Data lines:

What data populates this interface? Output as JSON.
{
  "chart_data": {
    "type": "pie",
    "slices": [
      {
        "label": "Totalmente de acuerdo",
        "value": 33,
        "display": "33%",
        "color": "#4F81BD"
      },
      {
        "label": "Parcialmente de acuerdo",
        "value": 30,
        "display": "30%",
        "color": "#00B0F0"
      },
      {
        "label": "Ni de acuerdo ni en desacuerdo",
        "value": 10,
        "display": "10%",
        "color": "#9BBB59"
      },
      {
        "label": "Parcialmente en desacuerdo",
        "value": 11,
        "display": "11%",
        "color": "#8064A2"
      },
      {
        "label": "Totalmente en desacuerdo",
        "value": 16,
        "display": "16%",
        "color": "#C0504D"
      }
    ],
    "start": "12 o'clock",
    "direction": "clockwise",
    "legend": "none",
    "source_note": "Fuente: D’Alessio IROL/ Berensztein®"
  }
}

Problem to work on:
Write out the whole listing again, exactly as it stands.

Result:
What data populates this interface? Output as JSON.
{
  "chart_data": {
    "type": "pie",
    "slices": [
      {
        "label": "Totalmente de acuerdo",
        "value": 33,
        "display": "33%",
        "color": "#4F81BD"
      },
      {
        "label": "Parcialmente de acuerdo",
        "value": 30,
        "display": "30%",
        "color": "#00B0F0"
      },
      {
        "label": "Ni de acuerdo ni en desacuerdo",
        "value": 10,
        "display": "10%",
        "color": "#9BBB59"
      },
      {
        "label": "Parcialmente en desacuerdo",
        "value": 11,
        "display": "11%",
        "color": "#8064A2"
      },
      {
        "label": "Totalmente en desacuerdo",
        "value": 16,
        "display": "16%",
        "color": "#C0504D"
      }
    ],
    "start": "12 o'clock",
    "direction": "clockwise",
    "legend": "none",
    "source_note": "Fuente: D’Alessio IROL/ Berensztein®"
  }
}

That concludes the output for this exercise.